Work required –
Copy each line below that includes "source".

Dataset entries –

+--

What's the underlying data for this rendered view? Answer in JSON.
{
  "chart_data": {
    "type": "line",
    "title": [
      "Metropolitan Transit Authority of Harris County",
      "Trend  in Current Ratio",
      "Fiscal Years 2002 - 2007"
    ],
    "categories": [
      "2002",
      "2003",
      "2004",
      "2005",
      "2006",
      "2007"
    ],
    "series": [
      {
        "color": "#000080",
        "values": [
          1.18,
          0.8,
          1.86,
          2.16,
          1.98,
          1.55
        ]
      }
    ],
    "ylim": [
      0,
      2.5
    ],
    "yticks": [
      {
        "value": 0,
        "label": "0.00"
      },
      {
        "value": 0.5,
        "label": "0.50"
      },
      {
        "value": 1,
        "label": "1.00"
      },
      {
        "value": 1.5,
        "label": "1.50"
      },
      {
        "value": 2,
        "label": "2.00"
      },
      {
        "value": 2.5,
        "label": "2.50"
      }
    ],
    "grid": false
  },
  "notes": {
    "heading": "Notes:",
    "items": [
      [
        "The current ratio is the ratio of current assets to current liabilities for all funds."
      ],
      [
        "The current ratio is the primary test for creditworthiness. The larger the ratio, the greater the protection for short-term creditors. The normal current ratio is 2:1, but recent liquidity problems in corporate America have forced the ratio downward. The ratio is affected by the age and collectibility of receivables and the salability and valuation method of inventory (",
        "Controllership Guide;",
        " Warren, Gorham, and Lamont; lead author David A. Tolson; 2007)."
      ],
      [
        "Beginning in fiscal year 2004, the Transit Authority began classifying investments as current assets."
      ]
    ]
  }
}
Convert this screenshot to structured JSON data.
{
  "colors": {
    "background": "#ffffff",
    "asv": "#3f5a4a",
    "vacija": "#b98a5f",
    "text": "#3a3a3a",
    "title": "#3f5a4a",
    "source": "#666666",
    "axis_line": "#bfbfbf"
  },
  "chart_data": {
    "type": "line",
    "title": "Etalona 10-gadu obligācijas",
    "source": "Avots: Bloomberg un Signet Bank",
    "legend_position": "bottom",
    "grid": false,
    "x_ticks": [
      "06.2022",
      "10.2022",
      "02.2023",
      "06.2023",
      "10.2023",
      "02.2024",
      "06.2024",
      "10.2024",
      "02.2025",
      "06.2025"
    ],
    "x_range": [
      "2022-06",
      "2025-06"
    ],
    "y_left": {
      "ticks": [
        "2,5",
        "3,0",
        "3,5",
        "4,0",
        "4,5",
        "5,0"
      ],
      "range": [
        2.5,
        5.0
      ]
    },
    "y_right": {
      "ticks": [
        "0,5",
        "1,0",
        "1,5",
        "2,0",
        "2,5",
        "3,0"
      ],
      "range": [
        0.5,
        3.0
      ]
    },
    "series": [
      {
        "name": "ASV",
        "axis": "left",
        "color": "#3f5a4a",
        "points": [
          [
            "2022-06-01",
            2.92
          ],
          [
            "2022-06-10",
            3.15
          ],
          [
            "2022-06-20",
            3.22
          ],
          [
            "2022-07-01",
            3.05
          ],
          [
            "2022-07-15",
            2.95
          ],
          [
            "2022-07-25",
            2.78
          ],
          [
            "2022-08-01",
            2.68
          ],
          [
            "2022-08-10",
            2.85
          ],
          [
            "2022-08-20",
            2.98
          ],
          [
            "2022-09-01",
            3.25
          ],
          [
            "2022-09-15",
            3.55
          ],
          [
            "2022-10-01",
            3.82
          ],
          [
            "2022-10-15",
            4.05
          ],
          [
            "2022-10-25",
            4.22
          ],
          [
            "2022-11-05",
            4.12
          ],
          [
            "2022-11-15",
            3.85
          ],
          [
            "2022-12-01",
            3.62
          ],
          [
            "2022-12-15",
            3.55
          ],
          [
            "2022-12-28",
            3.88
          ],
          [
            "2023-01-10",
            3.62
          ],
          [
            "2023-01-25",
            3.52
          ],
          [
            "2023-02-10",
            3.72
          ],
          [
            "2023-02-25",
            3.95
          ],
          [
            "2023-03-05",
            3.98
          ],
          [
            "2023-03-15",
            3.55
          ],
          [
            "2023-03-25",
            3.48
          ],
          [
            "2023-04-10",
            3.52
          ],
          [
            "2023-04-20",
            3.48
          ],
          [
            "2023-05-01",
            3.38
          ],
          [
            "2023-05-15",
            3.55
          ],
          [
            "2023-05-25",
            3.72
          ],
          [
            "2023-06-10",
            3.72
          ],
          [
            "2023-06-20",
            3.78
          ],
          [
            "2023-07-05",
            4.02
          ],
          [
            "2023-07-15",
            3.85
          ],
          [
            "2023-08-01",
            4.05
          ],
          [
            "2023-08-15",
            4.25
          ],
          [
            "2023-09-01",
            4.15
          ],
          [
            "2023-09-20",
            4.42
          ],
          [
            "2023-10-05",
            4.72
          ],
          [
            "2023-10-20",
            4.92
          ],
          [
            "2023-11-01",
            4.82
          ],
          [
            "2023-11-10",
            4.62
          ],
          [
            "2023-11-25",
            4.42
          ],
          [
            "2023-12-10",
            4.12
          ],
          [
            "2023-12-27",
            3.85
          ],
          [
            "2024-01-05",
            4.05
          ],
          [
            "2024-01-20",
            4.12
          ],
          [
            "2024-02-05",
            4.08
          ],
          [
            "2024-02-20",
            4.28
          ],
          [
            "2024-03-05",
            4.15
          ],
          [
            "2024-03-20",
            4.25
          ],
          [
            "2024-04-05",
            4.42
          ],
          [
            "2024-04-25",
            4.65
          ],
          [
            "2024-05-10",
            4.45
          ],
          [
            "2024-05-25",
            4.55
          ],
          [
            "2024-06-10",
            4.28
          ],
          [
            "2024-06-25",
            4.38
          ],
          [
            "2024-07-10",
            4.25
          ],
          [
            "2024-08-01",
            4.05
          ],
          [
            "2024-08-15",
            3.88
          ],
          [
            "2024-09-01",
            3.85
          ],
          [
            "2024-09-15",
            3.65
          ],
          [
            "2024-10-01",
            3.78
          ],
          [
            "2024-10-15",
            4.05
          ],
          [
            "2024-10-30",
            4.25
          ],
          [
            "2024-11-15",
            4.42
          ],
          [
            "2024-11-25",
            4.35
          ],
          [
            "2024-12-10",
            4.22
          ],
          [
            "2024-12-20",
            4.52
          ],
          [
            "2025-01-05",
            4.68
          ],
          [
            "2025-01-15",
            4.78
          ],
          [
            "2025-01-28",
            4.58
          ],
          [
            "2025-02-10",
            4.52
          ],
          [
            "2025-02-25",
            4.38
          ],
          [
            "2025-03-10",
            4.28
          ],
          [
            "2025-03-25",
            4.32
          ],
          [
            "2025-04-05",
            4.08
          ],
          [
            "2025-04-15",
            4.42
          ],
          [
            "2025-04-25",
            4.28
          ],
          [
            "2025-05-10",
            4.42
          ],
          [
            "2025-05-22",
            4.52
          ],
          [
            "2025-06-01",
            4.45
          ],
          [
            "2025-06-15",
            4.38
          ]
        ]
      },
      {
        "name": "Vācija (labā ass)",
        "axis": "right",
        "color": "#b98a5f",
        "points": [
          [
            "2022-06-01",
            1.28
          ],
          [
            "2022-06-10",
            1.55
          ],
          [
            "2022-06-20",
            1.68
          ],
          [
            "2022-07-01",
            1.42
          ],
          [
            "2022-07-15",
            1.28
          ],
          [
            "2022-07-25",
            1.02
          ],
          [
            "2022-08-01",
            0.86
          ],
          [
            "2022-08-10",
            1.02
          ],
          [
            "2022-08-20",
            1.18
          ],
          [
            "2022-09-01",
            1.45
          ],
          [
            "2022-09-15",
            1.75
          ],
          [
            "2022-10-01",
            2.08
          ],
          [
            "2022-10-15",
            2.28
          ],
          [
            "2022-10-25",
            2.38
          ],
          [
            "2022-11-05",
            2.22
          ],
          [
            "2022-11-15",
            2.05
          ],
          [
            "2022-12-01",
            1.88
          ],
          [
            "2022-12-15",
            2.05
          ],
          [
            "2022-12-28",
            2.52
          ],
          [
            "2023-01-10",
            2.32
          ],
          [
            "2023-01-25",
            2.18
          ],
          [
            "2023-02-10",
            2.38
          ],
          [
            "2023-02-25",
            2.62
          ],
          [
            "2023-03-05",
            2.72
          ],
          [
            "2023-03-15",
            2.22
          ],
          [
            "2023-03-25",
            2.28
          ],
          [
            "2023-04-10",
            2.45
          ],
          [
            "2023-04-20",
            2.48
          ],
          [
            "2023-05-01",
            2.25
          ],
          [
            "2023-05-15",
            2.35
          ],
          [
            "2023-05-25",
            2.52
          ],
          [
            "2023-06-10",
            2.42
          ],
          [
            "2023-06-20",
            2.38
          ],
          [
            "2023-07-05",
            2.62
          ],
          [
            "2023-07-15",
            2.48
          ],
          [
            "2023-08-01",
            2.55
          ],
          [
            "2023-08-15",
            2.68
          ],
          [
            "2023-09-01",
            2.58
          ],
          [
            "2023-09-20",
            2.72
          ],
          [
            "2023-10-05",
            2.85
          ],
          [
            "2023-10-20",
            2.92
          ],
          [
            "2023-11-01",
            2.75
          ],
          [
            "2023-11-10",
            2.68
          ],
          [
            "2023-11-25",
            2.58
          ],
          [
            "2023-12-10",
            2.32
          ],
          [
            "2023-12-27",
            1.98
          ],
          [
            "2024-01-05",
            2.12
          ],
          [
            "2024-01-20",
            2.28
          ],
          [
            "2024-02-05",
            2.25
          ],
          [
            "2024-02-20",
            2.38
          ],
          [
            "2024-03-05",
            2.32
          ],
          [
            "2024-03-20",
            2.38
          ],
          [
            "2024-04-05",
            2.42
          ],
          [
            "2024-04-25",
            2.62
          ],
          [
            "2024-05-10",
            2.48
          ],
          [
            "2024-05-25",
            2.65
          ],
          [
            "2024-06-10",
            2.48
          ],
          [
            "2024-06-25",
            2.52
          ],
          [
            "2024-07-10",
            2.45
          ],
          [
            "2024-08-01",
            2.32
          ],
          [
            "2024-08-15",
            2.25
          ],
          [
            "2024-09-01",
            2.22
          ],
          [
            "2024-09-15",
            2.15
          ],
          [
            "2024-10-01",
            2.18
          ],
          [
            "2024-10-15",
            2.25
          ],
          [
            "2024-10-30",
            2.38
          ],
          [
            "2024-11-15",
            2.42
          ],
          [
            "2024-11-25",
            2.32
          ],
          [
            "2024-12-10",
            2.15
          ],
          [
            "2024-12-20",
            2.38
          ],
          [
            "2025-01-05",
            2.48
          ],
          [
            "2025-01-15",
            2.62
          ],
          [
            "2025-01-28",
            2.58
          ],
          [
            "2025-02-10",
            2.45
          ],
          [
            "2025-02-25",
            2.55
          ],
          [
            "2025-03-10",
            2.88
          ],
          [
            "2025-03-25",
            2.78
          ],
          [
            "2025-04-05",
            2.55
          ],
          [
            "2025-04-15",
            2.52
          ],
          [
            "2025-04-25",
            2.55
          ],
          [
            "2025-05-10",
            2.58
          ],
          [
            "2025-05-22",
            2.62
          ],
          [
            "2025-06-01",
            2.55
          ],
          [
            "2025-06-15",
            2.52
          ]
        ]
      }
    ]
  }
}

+--

The solution –
    "source": "#666666",
    "source": "Avots: Bloomberg un Signet Bank",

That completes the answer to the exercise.